**** Data lines ****
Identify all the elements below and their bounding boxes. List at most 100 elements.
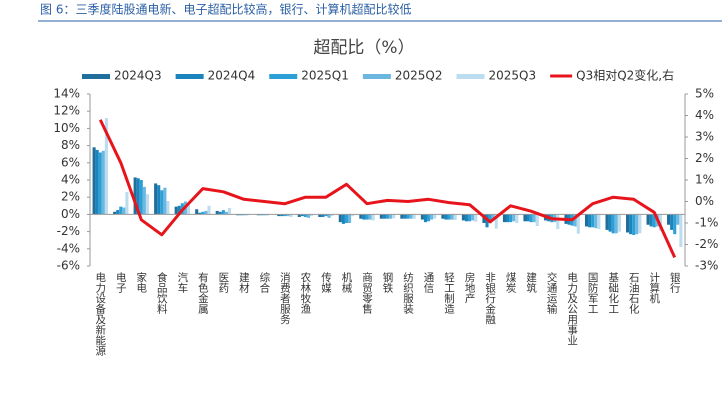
bar <box>166 201 170 215</box>
bar <box>368 214 372 220</box>
bar <box>163 187 167 215</box>
legend-label: 2024Q4 <box>208 69 256 83</box>
legend-label: Q3相对Q2变化,右 <box>576 68 674 83</box>
x-tick-label: 建材 <box>238 271 250 293</box>
bar <box>145 194 149 215</box>
bar <box>359 214 363 219</box>
bar <box>306 214 311 218</box>
bar <box>324 214 328 217</box>
bar <box>509 214 513 223</box>
x-tick-label: 石油石化 <box>628 272 640 315</box>
bar <box>344 214 349 223</box>
bar <box>341 214 345 224</box>
y2-tick-label: 5% <box>695 87 714 101</box>
bar <box>207 205 211 215</box>
x-tick-label: 传媒 <box>320 272 332 294</box>
bar <box>556 214 560 230</box>
bar <box>116 210 120 215</box>
bar <box>338 214 342 223</box>
x-tick-label: 建筑 <box>525 271 537 293</box>
bar <box>286 214 290 217</box>
legend-label: 2025Q1 <box>301 69 349 83</box>
bar <box>535 214 539 227</box>
x-tick-label: 电力设备及新能源 <box>94 271 106 357</box>
x-tick-label: 基础化工 <box>607 271 619 314</box>
bar <box>412 214 416 219</box>
y-tick-label: 6% <box>61 155 80 169</box>
bar <box>611 214 615 234</box>
y-tick-label: 8% <box>61 138 80 152</box>
bar <box>218 211 222 215</box>
y2-tick-label: -2% <box>695 237 718 251</box>
bar <box>584 214 589 227</box>
bar <box>297 214 301 217</box>
x-tick-label: 交通运输 <box>546 271 558 315</box>
bar <box>588 214 592 228</box>
bar <box>321 214 325 217</box>
bar <box>371 214 375 221</box>
bar <box>626 214 630 233</box>
bar <box>464 214 469 222</box>
x-tick-label: 消费者服务 <box>279 271 291 325</box>
bar <box>526 214 530 222</box>
bar <box>348 214 352 223</box>
x-tick-label: 医药 <box>217 272 229 294</box>
bar <box>125 192 129 215</box>
bar <box>450 214 454 220</box>
bar <box>573 214 577 227</box>
bar <box>676 214 680 225</box>
bar <box>494 214 498 229</box>
bar <box>453 214 457 220</box>
bar <box>389 214 393 219</box>
bar <box>447 214 451 220</box>
bar <box>667 214 671 225</box>
legend-swatch <box>269 74 298 79</box>
bar <box>512 214 516 222</box>
bar <box>423 214 427 223</box>
bar <box>382 214 386 219</box>
x-tick-label: 电子 <box>115 271 127 293</box>
bar <box>289 214 293 217</box>
y2-tick-label: -1% <box>695 216 718 230</box>
line-series <box>98 119 677 259</box>
x-tick-label: 轻工制造 <box>443 271 455 314</box>
bar <box>142 186 146 215</box>
bar <box>300 214 304 217</box>
x-tick-label: 商贸零售 <box>361 271 373 315</box>
bar <box>461 214 465 221</box>
bar <box>186 204 191 215</box>
y2-tick-label: -3% <box>695 259 718 273</box>
bar <box>468 214 472 222</box>
bar <box>365 214 369 220</box>
bar <box>491 214 495 221</box>
bar <box>113 211 117 215</box>
bar <box>95 149 99 215</box>
bar <box>576 214 580 234</box>
bar <box>505 214 510 223</box>
legend-label: 2025Q2 <box>395 69 443 83</box>
bar <box>92 147 96 215</box>
bar <box>591 214 595 228</box>
y-tick-label: 2% <box>61 190 80 204</box>
bar <box>632 214 636 236</box>
bar <box>101 150 105 215</box>
bar <box>635 214 639 235</box>
x-tick-label: 家电 <box>135 271 147 293</box>
bar <box>444 214 448 220</box>
bar <box>362 214 366 220</box>
bar <box>351 214 355 217</box>
bar <box>221 210 225 215</box>
x-tick-label: 计算机 <box>648 271 660 304</box>
figure-header: 图 6：三季度陆股通电新、电子超配比较高，银行、计算机超配比较低 <box>40 2 411 17</box>
x-tick-label: 有色金属 <box>197 271 209 315</box>
bar <box>154 183 158 215</box>
bar <box>502 214 506 223</box>
bar <box>594 214 598 229</box>
bar <box>385 214 390 219</box>
bar <box>392 214 396 219</box>
bar <box>608 214 612 232</box>
bar <box>482 214 486 223</box>
bar <box>104 118 108 215</box>
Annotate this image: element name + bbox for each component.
****
--- Written task ---
Quote every row above verbatim, omitting the picture from your reply.

--- Response ---
Identify all the elements below and their bounding boxes. List at most 100 elements.
bar <box>166 201 170 215</box>
bar <box>368 214 372 220</box>
bar <box>163 187 167 215</box>
legend-label: 2024Q4 <box>208 69 256 83</box>
legend-label: Q3相对Q2变化,右 <box>576 68 674 83</box>
x-tick-label: 建材 <box>238 271 250 293</box>
bar <box>145 194 149 215</box>
bar <box>359 214 363 219</box>
bar <box>306 214 311 218</box>
bar <box>324 214 328 217</box>
bar <box>509 214 513 223</box>
x-tick-label: 石油石化 <box>628 272 640 315</box>
bar <box>344 214 349 223</box>
bar <box>341 214 345 224</box>
y2-tick-label: 5% <box>695 87 714 101</box>
bar <box>207 205 211 215</box>
x-tick-label: 传媒 <box>320 272 332 294</box>
bar <box>556 214 560 230</box>
bar <box>116 210 120 215</box>
bar <box>338 214 342 223</box>
x-tick-label: 建筑 <box>525 271 537 293</box>
bar <box>286 214 290 217</box>
legend-label: 2025Q1 <box>301 69 349 83</box>
bar <box>535 214 539 227</box>
x-tick-label: 电力设备及新能源 <box>94 271 106 357</box>
x-tick-label: 基础化工 <box>607 271 619 314</box>
bar <box>412 214 416 219</box>
y-tick-label: 6% <box>61 155 80 169</box>
bar <box>611 214 615 234</box>
y-tick-label: 8% <box>61 138 80 152</box>
bar <box>218 211 222 215</box>
y2-tick-label: -2% <box>695 237 718 251</box>
bar <box>584 214 589 227</box>
bar <box>297 214 301 217</box>
x-tick-label: 交通运输 <box>546 271 558 315</box>
bar <box>588 214 592 228</box>
bar <box>321 214 325 217</box>
bar <box>371 214 375 221</box>
bar <box>626 214 630 233</box>
bar <box>464 214 469 222</box>
x-tick-label: 消费者服务 <box>279 271 291 325</box>
bar <box>526 214 530 222</box>
bar <box>348 214 352 223</box>
x-tick-label: 医药 <box>217 272 229 294</box>
bar <box>125 192 129 215</box>
bar <box>450 214 454 220</box>
bar <box>573 214 577 227</box>
bar <box>676 214 680 225</box>
bar <box>494 214 498 229</box>
bar <box>453 214 457 220</box>
bar <box>389 214 393 219</box>
bar <box>447 214 451 220</box>
bar <box>667 214 671 225</box>
legend-swatch <box>269 74 298 79</box>
bar <box>512 214 516 222</box>
bar <box>423 214 427 223</box>
bar <box>382 214 386 219</box>
x-tick-label: 电子 <box>115 271 127 293</box>
bar <box>289 214 293 217</box>
y2-tick-label: -1% <box>695 216 718 230</box>
line-series <box>98 119 677 259</box>
x-tick-label: 轻工制造 <box>443 271 455 314</box>
bar <box>142 186 146 215</box>
bar <box>300 214 304 217</box>
x-tick-label: 商贸零售 <box>361 271 373 315</box>
bar <box>461 214 465 221</box>
bar <box>186 204 191 215</box>
y2-tick-label: -3% <box>695 259 718 273</box>
bar <box>468 214 472 222</box>
bar <box>365 214 369 220</box>
bar <box>491 214 495 221</box>
bar <box>113 211 117 215</box>
bar <box>95 149 99 215</box>
bar <box>576 214 580 234</box>
bar <box>505 214 510 223</box>
legend-label: 2025Q2 <box>395 69 443 83</box>
bar <box>92 147 96 215</box>
bar <box>591 214 595 228</box>
y-tick-label: 2% <box>61 190 80 204</box>
bar <box>632 214 636 236</box>
bar <box>101 150 105 215</box>
bar <box>635 214 639 235</box>
x-tick-label: 家电 <box>135 271 147 293</box>
bar <box>444 214 448 220</box>
bar <box>362 214 366 220</box>
bar <box>351 214 355 217</box>
bar <box>221 210 225 215</box>
x-tick-label: 计算机 <box>648 271 660 304</box>
figure-header: 图 6：三季度陆股通电新、电子超配比较高，银行、计算机超配比较低 <box>40 2 411 17</box>
x-tick-label: 有色金属 <box>197 271 209 315</box>
bar <box>154 183 158 215</box>
bar <box>502 214 506 223</box>
bar <box>594 214 598 229</box>
bar <box>385 214 390 219</box>
bar <box>392 214 396 219</box>
bar <box>608 214 612 232</box>
bar <box>482 214 486 223</box>
bar <box>104 118 108 215</box>
Annotate this image: element name + bbox for each component.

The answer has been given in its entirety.